* Given records *
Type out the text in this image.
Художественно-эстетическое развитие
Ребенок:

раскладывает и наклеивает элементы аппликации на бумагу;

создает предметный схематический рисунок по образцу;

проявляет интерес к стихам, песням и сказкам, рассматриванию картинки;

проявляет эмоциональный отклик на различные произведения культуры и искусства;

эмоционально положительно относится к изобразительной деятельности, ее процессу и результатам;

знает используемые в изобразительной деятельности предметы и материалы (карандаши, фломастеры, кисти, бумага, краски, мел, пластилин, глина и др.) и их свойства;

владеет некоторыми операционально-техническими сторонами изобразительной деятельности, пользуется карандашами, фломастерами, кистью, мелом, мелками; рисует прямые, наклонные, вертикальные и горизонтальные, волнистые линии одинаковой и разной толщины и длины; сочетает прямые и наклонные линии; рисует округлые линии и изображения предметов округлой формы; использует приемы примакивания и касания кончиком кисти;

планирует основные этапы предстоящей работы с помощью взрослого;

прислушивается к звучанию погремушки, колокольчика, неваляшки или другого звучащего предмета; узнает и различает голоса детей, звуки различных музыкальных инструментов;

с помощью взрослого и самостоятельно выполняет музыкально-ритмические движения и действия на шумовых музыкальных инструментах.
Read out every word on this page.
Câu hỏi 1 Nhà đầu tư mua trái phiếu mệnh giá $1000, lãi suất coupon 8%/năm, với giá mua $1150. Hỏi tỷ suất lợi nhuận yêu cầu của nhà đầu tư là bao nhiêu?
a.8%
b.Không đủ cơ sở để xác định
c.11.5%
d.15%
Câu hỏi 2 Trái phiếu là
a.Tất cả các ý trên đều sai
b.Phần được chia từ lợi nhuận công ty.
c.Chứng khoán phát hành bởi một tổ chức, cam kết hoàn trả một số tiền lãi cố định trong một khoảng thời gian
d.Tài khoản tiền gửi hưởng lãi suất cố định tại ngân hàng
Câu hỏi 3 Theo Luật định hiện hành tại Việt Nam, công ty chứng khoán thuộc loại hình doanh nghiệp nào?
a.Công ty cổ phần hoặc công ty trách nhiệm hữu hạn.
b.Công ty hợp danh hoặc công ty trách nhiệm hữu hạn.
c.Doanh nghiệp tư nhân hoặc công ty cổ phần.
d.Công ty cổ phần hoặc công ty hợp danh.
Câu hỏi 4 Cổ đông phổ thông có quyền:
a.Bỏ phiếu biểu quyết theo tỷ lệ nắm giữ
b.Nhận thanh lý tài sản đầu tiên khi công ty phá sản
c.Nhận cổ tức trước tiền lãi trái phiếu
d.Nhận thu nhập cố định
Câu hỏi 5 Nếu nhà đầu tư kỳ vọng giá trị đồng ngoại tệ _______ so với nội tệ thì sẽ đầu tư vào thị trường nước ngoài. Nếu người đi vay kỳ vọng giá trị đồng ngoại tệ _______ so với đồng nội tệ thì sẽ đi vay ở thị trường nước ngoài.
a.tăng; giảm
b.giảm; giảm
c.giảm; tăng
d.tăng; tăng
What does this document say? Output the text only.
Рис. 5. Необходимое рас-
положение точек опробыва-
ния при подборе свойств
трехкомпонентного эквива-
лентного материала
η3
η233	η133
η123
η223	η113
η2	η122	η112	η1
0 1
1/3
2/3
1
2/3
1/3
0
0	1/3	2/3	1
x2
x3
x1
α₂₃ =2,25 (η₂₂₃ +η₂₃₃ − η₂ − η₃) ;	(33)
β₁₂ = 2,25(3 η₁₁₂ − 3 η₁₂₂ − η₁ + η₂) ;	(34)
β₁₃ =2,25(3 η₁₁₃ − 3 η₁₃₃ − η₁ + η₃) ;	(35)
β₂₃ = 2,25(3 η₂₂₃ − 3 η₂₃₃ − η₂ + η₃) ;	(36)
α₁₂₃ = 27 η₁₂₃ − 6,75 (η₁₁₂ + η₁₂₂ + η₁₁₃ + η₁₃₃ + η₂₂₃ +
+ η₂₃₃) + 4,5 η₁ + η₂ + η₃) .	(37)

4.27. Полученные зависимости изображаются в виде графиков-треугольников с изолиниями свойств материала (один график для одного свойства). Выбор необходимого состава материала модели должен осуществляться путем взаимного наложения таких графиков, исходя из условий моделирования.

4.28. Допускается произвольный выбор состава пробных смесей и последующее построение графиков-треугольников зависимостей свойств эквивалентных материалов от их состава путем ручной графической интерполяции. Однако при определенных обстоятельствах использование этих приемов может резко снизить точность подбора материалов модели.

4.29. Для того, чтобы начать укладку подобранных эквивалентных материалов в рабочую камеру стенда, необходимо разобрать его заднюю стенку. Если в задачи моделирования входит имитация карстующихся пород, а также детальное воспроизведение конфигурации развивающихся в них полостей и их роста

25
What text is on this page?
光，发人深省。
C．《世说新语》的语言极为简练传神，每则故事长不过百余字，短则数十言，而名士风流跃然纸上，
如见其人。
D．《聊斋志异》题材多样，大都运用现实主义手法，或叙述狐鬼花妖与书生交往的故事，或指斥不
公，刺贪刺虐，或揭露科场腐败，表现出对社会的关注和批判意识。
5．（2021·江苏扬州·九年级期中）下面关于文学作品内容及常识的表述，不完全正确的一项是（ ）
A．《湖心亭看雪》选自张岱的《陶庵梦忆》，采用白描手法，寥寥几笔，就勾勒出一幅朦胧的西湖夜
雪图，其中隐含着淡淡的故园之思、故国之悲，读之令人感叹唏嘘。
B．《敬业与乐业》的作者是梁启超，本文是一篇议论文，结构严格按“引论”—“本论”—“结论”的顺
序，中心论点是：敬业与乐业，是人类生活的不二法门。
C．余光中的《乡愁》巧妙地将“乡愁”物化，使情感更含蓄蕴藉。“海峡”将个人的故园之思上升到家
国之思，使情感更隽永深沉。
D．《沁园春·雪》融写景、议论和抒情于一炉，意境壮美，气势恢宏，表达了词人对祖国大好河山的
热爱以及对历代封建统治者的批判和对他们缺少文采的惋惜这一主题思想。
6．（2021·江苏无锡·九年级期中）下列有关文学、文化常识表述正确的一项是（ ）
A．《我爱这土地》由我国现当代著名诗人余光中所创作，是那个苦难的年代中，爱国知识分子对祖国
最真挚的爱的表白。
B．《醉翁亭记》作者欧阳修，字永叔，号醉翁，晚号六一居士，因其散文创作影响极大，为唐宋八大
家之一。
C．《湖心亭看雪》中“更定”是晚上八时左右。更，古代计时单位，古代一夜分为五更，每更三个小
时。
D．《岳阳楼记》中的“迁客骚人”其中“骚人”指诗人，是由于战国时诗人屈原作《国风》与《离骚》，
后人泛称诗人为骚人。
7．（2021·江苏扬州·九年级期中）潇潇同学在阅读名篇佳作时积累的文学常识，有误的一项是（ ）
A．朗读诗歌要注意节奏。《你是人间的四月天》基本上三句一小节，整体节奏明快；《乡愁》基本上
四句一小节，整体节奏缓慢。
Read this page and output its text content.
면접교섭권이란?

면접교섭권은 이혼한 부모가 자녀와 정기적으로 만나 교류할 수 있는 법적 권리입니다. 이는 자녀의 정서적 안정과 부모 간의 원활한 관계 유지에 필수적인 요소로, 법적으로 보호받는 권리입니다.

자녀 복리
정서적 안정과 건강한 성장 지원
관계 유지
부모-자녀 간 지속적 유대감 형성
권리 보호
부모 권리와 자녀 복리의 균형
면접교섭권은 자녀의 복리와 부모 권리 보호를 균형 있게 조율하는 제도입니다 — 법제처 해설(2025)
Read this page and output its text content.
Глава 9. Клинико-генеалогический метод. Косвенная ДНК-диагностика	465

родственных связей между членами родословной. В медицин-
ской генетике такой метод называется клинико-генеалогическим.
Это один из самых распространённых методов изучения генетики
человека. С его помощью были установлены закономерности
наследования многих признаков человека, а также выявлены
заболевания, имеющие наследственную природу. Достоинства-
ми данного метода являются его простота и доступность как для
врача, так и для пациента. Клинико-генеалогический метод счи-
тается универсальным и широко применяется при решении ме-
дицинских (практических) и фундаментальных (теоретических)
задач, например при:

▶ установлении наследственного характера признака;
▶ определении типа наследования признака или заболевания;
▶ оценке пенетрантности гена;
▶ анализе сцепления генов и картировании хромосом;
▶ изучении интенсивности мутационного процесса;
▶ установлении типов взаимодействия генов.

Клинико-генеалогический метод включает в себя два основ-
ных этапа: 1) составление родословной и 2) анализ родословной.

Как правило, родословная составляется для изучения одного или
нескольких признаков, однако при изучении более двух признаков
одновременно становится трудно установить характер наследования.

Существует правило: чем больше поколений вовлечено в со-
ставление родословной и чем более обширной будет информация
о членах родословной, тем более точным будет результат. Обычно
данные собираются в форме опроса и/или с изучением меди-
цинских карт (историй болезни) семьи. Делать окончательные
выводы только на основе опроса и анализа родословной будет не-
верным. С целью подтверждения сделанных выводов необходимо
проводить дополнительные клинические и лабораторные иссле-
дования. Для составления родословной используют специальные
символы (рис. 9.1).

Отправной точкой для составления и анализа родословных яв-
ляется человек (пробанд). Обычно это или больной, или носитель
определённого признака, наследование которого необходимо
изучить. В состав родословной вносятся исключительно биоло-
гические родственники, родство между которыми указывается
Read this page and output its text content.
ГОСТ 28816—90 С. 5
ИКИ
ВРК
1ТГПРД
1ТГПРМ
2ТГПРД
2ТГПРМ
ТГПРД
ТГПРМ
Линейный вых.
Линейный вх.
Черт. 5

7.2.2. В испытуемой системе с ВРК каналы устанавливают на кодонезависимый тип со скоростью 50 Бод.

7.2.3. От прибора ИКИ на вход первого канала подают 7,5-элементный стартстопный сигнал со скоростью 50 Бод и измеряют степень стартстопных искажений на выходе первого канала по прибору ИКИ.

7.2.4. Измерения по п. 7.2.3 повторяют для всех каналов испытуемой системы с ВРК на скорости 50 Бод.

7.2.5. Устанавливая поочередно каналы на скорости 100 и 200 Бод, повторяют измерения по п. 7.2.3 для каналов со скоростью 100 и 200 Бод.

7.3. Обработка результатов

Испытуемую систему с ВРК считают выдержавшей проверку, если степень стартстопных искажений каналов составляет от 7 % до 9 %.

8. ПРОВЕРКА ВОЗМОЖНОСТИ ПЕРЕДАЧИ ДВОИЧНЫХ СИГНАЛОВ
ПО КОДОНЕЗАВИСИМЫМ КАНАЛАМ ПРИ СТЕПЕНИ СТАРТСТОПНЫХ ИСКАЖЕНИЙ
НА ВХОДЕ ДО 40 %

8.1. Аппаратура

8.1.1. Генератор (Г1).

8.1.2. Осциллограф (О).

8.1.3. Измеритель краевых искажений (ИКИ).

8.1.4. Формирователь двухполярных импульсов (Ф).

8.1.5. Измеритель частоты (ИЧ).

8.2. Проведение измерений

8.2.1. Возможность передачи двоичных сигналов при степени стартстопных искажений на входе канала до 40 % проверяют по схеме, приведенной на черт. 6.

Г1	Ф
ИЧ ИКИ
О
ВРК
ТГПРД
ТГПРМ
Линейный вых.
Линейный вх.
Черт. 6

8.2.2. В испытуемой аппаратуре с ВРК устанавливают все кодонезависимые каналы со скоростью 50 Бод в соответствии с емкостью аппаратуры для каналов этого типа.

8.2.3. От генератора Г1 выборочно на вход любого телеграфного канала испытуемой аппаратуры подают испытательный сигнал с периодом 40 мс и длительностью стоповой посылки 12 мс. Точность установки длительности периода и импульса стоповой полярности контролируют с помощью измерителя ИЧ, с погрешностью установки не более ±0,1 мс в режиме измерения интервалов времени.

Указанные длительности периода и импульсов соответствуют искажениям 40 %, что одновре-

* Goal *
Your task is to collect every line above that contains the word "Обычно".

* Result of the task *
о членах родословной, тем более точным будет результат. Обычно
ляется человек (пробанд). Обычно это или больной, или носитель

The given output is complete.